● EXERCISE GOAL
Could you write out the records below exactly as they appear, leaving out any pictures?

┌────────

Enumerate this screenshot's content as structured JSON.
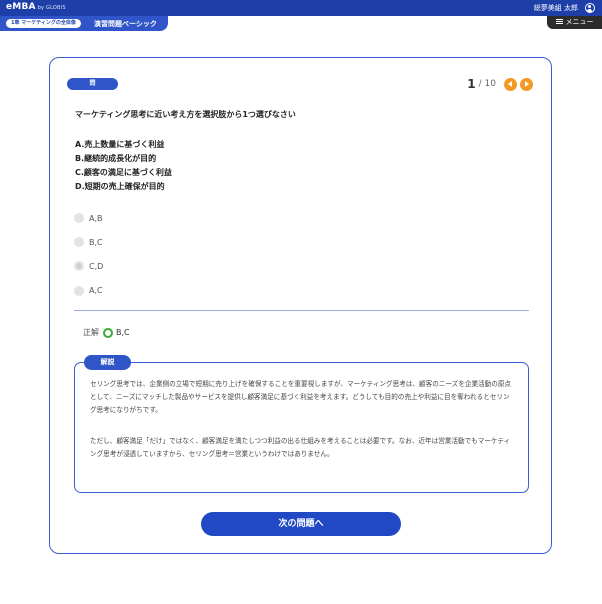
{
  "header": {
    "logo_main": "eMBA",
    "logo_sub": "by GLOBIS",
    "user_name": "総夢美組 太郎"
  },
  "breadcrumb": {
    "chapter": "1章 マーケティングの全体像",
    "title": "演習問題ベーシック"
  },
  "menu": {
    "label": "メニュー"
  },
  "quiz": {
    "badge": "問",
    "current": "1",
    "total": "/ 10",
    "question": "マーケティング思考に近い考え方を選択肢から1つ選びなさい",
    "statements": [
      "A.売上数量に基づく利益",
      "B.継続的成長化が目的",
      "C.顧客の満足に基づく利益",
      "D.短期の売上確保が目的"
    ],
    "choices": [
      "A,B",
      "B,C",
      "C,D",
      "A,C"
    ],
    "selected_index": 2,
    "answer_label": "正解",
    "answer_value": "B,C"
  },
  "explanation": {
    "tab": "解説",
    "paragraph1": "セリング思考では、企業側の立場で短期に売り上げを確保することを重要視しますが、マーケティング思考は、顧客のニーズを企業活動の原点として、ニーズにマッチした製品やサービスを提供し顧客満足に基づく利益を考えます。どうしても目的の売上や利益に目を奪われるとセリング思考になりがちです。",
    "paragraph2": "ただし、顧客満足「だけ」ではなく、顧客満足を満たしつつ利益の出る仕組みを考えることは必要です。なお、近年は営業活動でもマーケティング思考が浸透していますから、セリング思考＝営業というわけではありません。"
  },
  "next_button": "次の問題へ",
  "colors": {
    "primary": "#2148c5",
    "accent": "#f39a26",
    "correct": "#3aaa35"
  }
}
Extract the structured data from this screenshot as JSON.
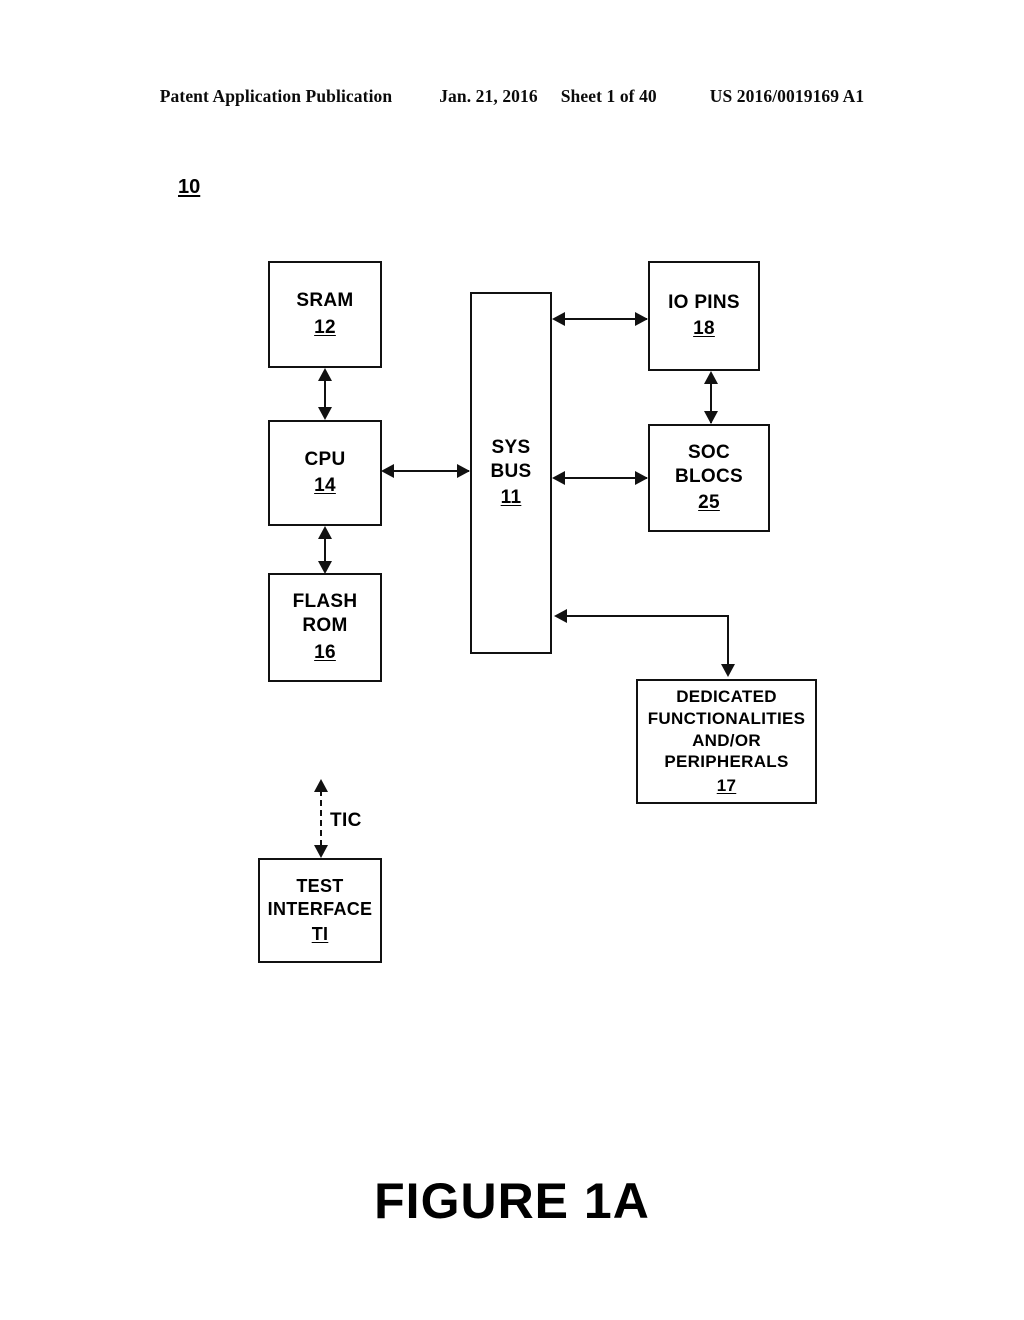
{
  "header": {
    "publication": "Patent Application Publication",
    "date": "Jan. 21, 2016",
    "sheet": "Sheet 1 of 40",
    "patent_number": "US 2016/0019169 A1"
  },
  "figure": {
    "system_ref": "10",
    "caption": "FIGURE 1A",
    "link_label_tic": "TIC"
  },
  "blocks": {
    "sram": {
      "line1": "SRAM",
      "num": "12"
    },
    "cpu": {
      "line1": "CPU",
      "num": "14"
    },
    "flash_rom": {
      "line1": "FLASH",
      "line2": "ROM",
      "num": "16"
    },
    "sys_bus": {
      "line1": "SYS",
      "line2": "BUS",
      "num": "11"
    },
    "io_pins": {
      "line1": "IO PINS",
      "num": "18"
    },
    "soc_blocs": {
      "line1": "SOC",
      "line2": "BLOCS",
      "num": "25"
    },
    "dedicated": {
      "line1": "DEDICATED",
      "line2": "FUNCTIONALITIES",
      "line3": "AND/OR",
      "line4": "PERIPHERALS",
      "num": "17"
    },
    "test_interface": {
      "line1": "TEST",
      "line2": "INTERFACE",
      "num": "TI"
    }
  },
  "connections": [
    {
      "from": "sram",
      "to": "cpu",
      "style": "solid",
      "heads": "both",
      "orientation": "vertical"
    },
    {
      "from": "cpu",
      "to": "flash_rom",
      "style": "solid",
      "heads": "both",
      "orientation": "vertical"
    },
    {
      "from": "cpu",
      "to": "sys_bus",
      "style": "solid",
      "heads": "both",
      "orientation": "horizontal"
    },
    {
      "from": "sys_bus",
      "to": "io_pins",
      "style": "solid",
      "heads": "both",
      "orientation": "horizontal"
    },
    {
      "from": "sys_bus",
      "to": "soc_blocs",
      "style": "solid",
      "heads": "both",
      "orientation": "horizontal"
    },
    {
      "from": "io_pins",
      "to": "soc_blocs",
      "style": "solid",
      "heads": "both",
      "orientation": "vertical"
    },
    {
      "from": "sys_bus",
      "to": "dedicated",
      "style": "solid",
      "heads": "both",
      "orientation": "elbow"
    },
    {
      "from": "test_interface",
      "to": "external",
      "style": "dashed",
      "heads": "both",
      "orientation": "vertical",
      "label": "TIC"
    }
  ],
  "colors": {
    "ink": "#111111",
    "page_background": "#ffffff"
  }
}
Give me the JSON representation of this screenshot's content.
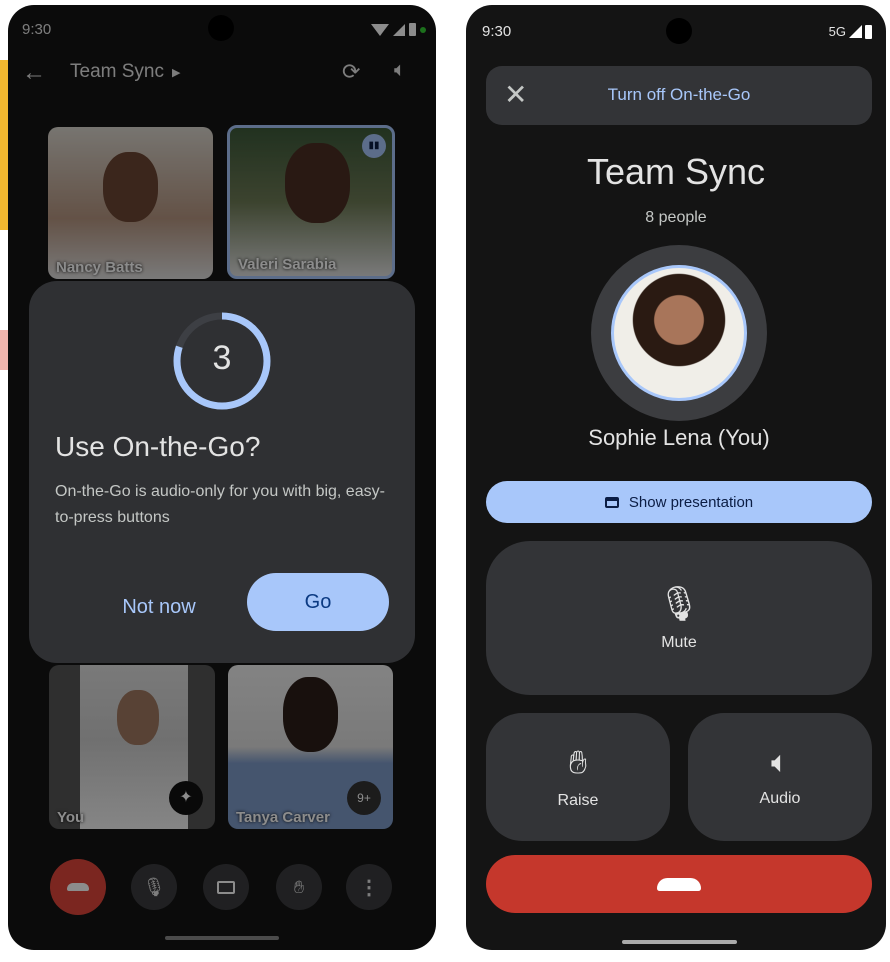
{
  "left": {
    "status": {
      "time": "9:30"
    },
    "header": {
      "title": "Team Sync"
    },
    "tiles": [
      {
        "name": "Nancy Batts"
      },
      {
        "name": "Valeri Sarabia"
      },
      {
        "name": "You"
      },
      {
        "name": "Tanya Carver",
        "badge": "9+"
      }
    ],
    "dialog": {
      "countdown": "3",
      "countdown_progress": 0.8,
      "title": "Use On-the-Go?",
      "body": "On-the-Go is audio-only for you with big, easy-to-press buttons",
      "not_now": "Not now",
      "go": "Go"
    }
  },
  "right": {
    "status": {
      "time": "9:30",
      "network": "5G"
    },
    "turn_off": "Turn off On-the-Go",
    "title": "Team Sync",
    "people": "8 people",
    "self_name": "Sophie Lena (You)",
    "show_presentation": "Show presentation",
    "mute": "Mute",
    "raise": "Raise",
    "audio": "Audio"
  },
  "colors": {
    "accent": "#a8c7fa",
    "end_call": "#c5372c",
    "surface": "#333437"
  }
}
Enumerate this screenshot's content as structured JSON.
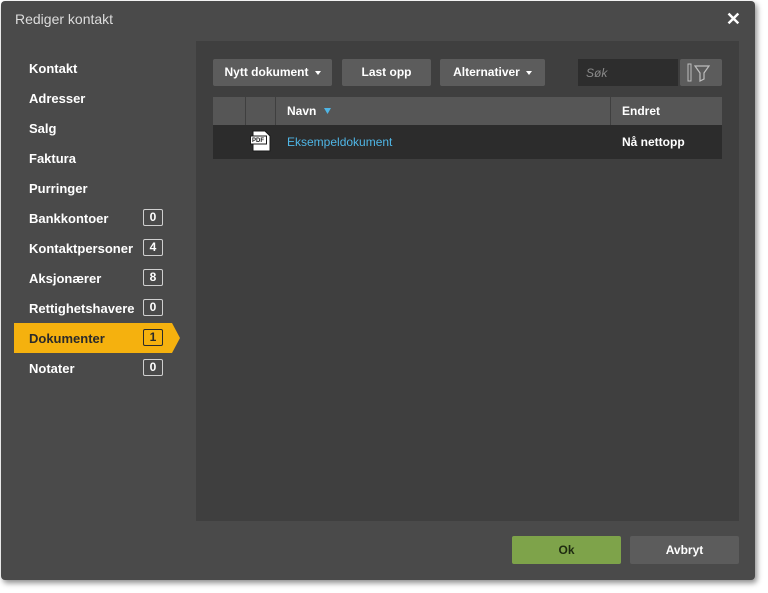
{
  "dialog": {
    "title": "Rediger kontakt",
    "close_glyph": "✕"
  },
  "sidebar": {
    "items": [
      {
        "label": "Kontakt",
        "badge": null
      },
      {
        "label": "Adresser",
        "badge": null
      },
      {
        "label": "Salg",
        "badge": null
      },
      {
        "label": "Faktura",
        "badge": null
      },
      {
        "label": "Purringer",
        "badge": null
      },
      {
        "label": "Bankkontoer",
        "badge": "0"
      },
      {
        "label": "Kontaktpersoner",
        "badge": "4"
      },
      {
        "label": "Aksjonærer",
        "badge": "8"
      },
      {
        "label": "Rettighetshavere",
        "badge": "0"
      },
      {
        "label": "Dokumenter",
        "badge": "1",
        "active": true
      },
      {
        "label": "Notater",
        "badge": "0"
      }
    ]
  },
  "toolbar": {
    "new_document": "Nytt dokument",
    "upload": "Last opp",
    "options": "Alternativer",
    "search_placeholder": "Søk"
  },
  "table": {
    "columns": {
      "name": "Navn",
      "changed": "Endret"
    },
    "rows": [
      {
        "file_type_label": "PDF",
        "name": "Eksempeldokument",
        "changed": "Nå nettopp"
      }
    ]
  },
  "footer": {
    "ok": "Ok",
    "cancel": "Avbryt"
  },
  "colors": {
    "dialog_bg": "#4a4a4a",
    "panel_bg": "#3f3f3f",
    "active_item": "#f5b10e",
    "ok_button": "#7ea34a",
    "link": "#4fb6e6"
  },
  "icons": {
    "sort": "triangle-down-icon",
    "filter": "funnel-icon",
    "file": "pdf-file-icon"
  }
}
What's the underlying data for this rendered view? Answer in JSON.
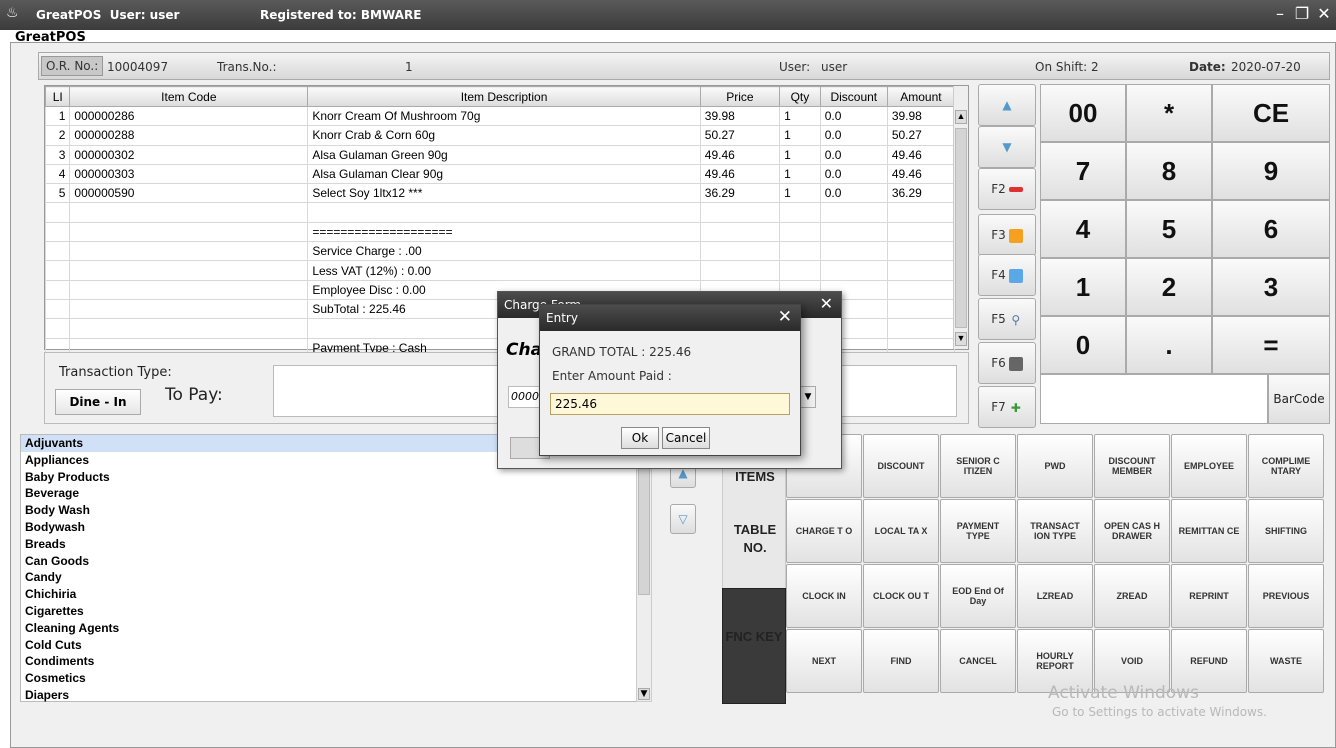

└────────

● FULL SOLUTION
Enumerate this screenshot's content as structured JSON.
{
  "header": {
    "logo_main": "eMBA",
    "logo_sub": "by GLOBIS",
    "user_name": "総夢美組 太郎"
  },
  "breadcrumb": {
    "chapter": "1章 マーケティングの全体像",
    "title": "演習問題ベーシック"
  },
  "menu": {
    "label": "メニュー"
  },
  "quiz": {
    "badge": "問",
    "current": "1",
    "total": "/ 10",
    "question": "マーケティング思考に近い考え方を選択肢から1つ選びなさい",
    "statements": [
      "A.売上数量に基づく利益",
      "B.継続的成長化が目的",
      "C.顧客の満足に基づく利益",
      "D.短期の売上確保が目的"
    ],
    "choices": [
      "A,B",
      "B,C",
      "C,D",
      "A,C"
    ],
    "selected_index": 2,
    "answer_label": "正解",
    "answer_value": "B,C"
  },
  "explanation": {
    "tab": "解説",
    "paragraph1": "セリング思考では、企業側の立場で短期に売り上げを確保することを重要視しますが、マーケティング思考は、顧客のニーズを企業活動の原点として、ニーズにマッチした製品やサービスを提供し顧客満足に基づく利益を考えます。どうしても目的の売上や利益に目を奪われるとセリング思考になりがちです。",
    "paragraph2": "ただし、顧客満足「だけ」ではなく、顧客満足を満たしつつ利益の出る仕組みを考えることは必要です。なお、近年は営業活動でもマーケティング思考が浸透していますから、セリング思考＝営業というわけではありません。"
  },
  "next_button": "次の問題へ",
  "colors": {
    "primary": "#2148c5",
    "accent": "#f39a26",
    "correct": "#3aaa35"
  }
}
Extract the structured data from this screenshot as JSON.
{
  "header": {
    "publication": "Patent Application Publication",
    "date": "Jan. 21, 2016",
    "sheet": "Sheet 1 of 40",
    "patent_number": "US 2016/0019169 A1"
  },
  "figure": {
    "system_ref": "10",
    "caption": "FIGURE 1A",
    "link_label_tic": "TIC"
  },
  "blocks": {
    "sram": {
      "line1": "SRAM",
      "num": "12"
    },
    "cpu": {
      "line1": "CPU",
      "num": "14"
    },
    "flash_rom": {
      "line1": "FLASH",
      "line2": "ROM",
      "num": "16"
    },
    "sys_bus": {
      "line1": "SYS",
      "line2": "BUS",
      "num": "11"
    },
    "io_pins": {
      "line1": "IO PINS",
      "num": "18"
    },
    "soc_blocs": {
      "line1": "SOC",
      "line2": "BLOCS",
      "num": "25"
    },
    "dedicated": {
      "line1": "DEDICATED",
      "line2": "FUNCTIONALITIES",
      "line3": "AND/OR",
      "line4": "PERIPHERALS",
      "num": "17"
    },
    "test_interface": {
      "line1": "TEST",
      "line2": "INTERFACE",
      "num": "TI"
    }
  },
  "connections": [
    {
      "from": "sram",
      "to": "cpu",
      "style": "solid",
      "heads": "both",
      "orientation": "vertical"
    },
    {
      "from": "cpu",
      "to": "flash_rom",
      "style": "solid",
      "heads": "both",
      "orientation": "vertical"
    },
    {
      "from": "cpu",
      "to": "sys_bus",
      "style": "solid",
      "heads": "both",
      "orientation": "horizontal"
    },
    {
      "from": "sys_bus",
      "to": "io_pins",
      "style": "solid",
      "heads": "both",
      "orientation": "horizontal"
    },
    {
      "from": "sys_bus",
      "to": "soc_blocs",
      "style": "solid",
      "heads": "both",
      "orientation": "horizontal"
    },
    {
      "from": "io_pins",
      "to": "soc_blocs",
      "style": "solid",
      "heads": "both",
      "orientation": "vertical"
    },
    {
      "from": "sys_bus",
      "to": "dedicated",
      "style": "solid",
      "heads": "both",
      "orientation": "elbow"
    },
    {
      "from": "test_interface",
      "to": "external",
      "style": "dashed",
      "heads": "both",
      "orientation": "vertical",
      "label": "TIC"
    }
  ],
  "colors": {
    "ink": "#111111",
    "page_background": "#ffffff"
  }
}
Give me the JSON representation of this screenshot's content.
{
  "left": {
    "status": {
      "time": "9:30"
    },
    "header": {
      "title": "Team Sync"
    },
    "tiles": [
      {
        "name": "Nancy Batts"
      },
      {
        "name": "Valeri Sarabia"
      },
      {
        "name": "You"
      },
      {
        "name": "Tanya Carver",
        "badge": "9+"
      }
    ],
    "dialog": {
      "countdown": "3",
      "countdown_progress": 0.8,
      "title": "Use On-the-Go?",
      "body": "On-the-Go is audio-only for you with big, easy-to-press buttons",
      "not_now": "Not now",
      "go": "Go"
    }
  },
  "right": {
    "status": {
      "time": "9:30",
      "network": "5G"
    },
    "turn_off": "Turn off On-the-Go",
    "title": "Team Sync",
    "people": "8 people",
    "self_name": "Sophie Lena (You)",
    "show_presentation": "Show presentation",
    "mute": "Mute",
    "raise": "Raise",
    "audio": "Audio"
  },
  "colors": {
    "accent": "#a8c7fa",
    "end_call": "#c5372c",
    "surface": "#333437"
  }
}
Enumerate this screenshot's content as structured JSON.
{
  "dialog": {
    "title": "Rediger kontakt",
    "close_glyph": "✕"
  },
  "sidebar": {
    "items": [
      {
        "label": "Kontakt",
        "badge": null
      },
      {
        "label": "Adresser",
        "badge": null
      },
      {
        "label": "Salg",
        "badge": null
      },
      {
        "label": "Faktura",
        "badge": null
      },
      {
        "label": "Purringer",
        "badge": null
      },
      {
        "label": "Bankkontoer",
        "badge": "0"
      },
      {
        "label": "Kontaktpersoner",
        "badge": "4"
      },
      {
        "label": "Aksjonærer",
        "badge": "8"
      },
      {
        "label": "Rettighetshavere",
        "badge": "0"
      },
      {
        "label": "Dokumenter",
        "badge": "1",
        "active": true
      },
      {
        "label": "Notater",
        "badge": "0"
      }
    ]
  },
  "toolbar": {
    "new_document": "Nytt dokument",
    "upload": "Last opp",
    "options": "Alternativer",
    "search_placeholder": "Søk"
  },
  "table": {
    "columns": {
      "name": "Navn",
      "changed": "Endret"
    },
    "rows": [
      {
        "file_type_label": "PDF",
        "name": "Eksempeldokument",
        "changed": "Nå nettopp"
      }
    ]
  },
  "footer": {
    "ok": "Ok",
    "cancel": "Avbryt"
  },
  "colors": {
    "dialog_bg": "#4a4a4a",
    "panel_bg": "#3f3f3f",
    "active_item": "#f5b10e",
    "ok_button": "#7ea34a",
    "link": "#4fb6e6"
  },
  "icons": {
    "sort": "triangle-down-icon",
    "filter": "funnel-icon",
    "file": "pdf-file-icon"
  }
}
What's the underlying data for this rendered view? Answer in JSON.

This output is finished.